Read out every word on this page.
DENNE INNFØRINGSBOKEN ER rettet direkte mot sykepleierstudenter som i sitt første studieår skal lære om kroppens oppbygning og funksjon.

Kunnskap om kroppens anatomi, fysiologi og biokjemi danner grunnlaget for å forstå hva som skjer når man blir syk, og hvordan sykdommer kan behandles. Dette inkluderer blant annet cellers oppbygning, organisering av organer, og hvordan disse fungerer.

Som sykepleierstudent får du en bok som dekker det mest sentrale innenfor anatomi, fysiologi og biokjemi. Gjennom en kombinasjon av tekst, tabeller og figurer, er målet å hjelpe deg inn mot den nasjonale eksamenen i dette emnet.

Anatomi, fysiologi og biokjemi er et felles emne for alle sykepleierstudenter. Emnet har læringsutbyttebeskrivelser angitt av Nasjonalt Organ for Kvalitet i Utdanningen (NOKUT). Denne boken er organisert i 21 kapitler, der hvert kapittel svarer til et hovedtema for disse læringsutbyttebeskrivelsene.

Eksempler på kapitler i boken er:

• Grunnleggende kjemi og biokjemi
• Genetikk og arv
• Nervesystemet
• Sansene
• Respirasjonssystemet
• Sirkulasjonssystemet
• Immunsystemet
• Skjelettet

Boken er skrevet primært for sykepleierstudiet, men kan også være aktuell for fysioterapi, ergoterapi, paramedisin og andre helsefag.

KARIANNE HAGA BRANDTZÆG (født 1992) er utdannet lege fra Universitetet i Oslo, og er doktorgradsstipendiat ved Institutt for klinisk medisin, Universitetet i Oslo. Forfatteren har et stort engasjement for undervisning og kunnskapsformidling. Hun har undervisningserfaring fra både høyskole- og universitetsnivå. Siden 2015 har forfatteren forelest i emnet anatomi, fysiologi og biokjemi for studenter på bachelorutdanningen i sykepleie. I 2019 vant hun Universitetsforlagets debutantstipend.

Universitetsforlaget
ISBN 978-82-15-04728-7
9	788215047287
##############################
What is being asked: Return every line exactly.

Task output:
Read out every word on this page.
DENNE INNFØRINGSBOKEN ER rettet direkte mot sykepleierstudenter som i sitt første studieår skal lære om kroppens oppbygning og funksjon.

Kunnskap om kroppens anatomi, fysiologi og biokjemi danner grunnlaget for å forstå hva som skjer når man blir syk, og hvordan sykdommer kan behandles. Dette inkluderer blant annet cellers oppbygning, organisering av organer, og hvordan disse fungerer.

Som sykepleierstudent får du en bok som dekker det mest sentrale innenfor anatomi, fysiologi og biokjemi. Gjennom en kombinasjon av tekst, tabeller og figurer, er målet å hjelpe deg inn mot den nasjonale eksamenen i dette emnet.

Anatomi, fysiologi og biokjemi er et felles emne for alle sykepleierstudenter. Emnet har læringsutbyttebeskrivelser angitt av Nasjonalt Organ for Kvalitet i Utdanningen (NOKUT). Denne boken er organisert i 21 kapitler, der hvert kapittel svarer til et hovedtema for disse læringsutbyttebeskrivelsene.

Eksempler på kapitler i boken er:

• Grunnleggende kjemi og biokjemi
• Genetikk og arv
• Nervesystemet
• Sansene
• Respirasjonssystemet
• Sirkulasjonssystemet
• Immunsystemet
• Skjelettet

Boken er skrevet primært for sykepleierstudiet, men kan også være aktuell for fysioterapi, ergoterapi, paramedisin og andre helsefag.

KARIANNE HAGA BRANDTZÆG (født 1992) er utdannet lege fra Universitetet i Oslo, og er doktorgradsstipendiat ved Institutt for klinisk medisin, Universitetet i Oslo. Forfatteren har et stort engasjement for undervisning og kunnskapsformidling. Hun har undervisningserfaring fra både høyskole- og universitetsnivå. Siden 2015 har forfatteren forelest i emnet anatomi, fysiologi og biokjemi for studenter på bachelorutdanningen i sykepleie. I 2019 vant hun Universitetsforlagets debutantstipend.

Universitetsforlaget
ISBN 978-82-15-04728-7
9	788215047287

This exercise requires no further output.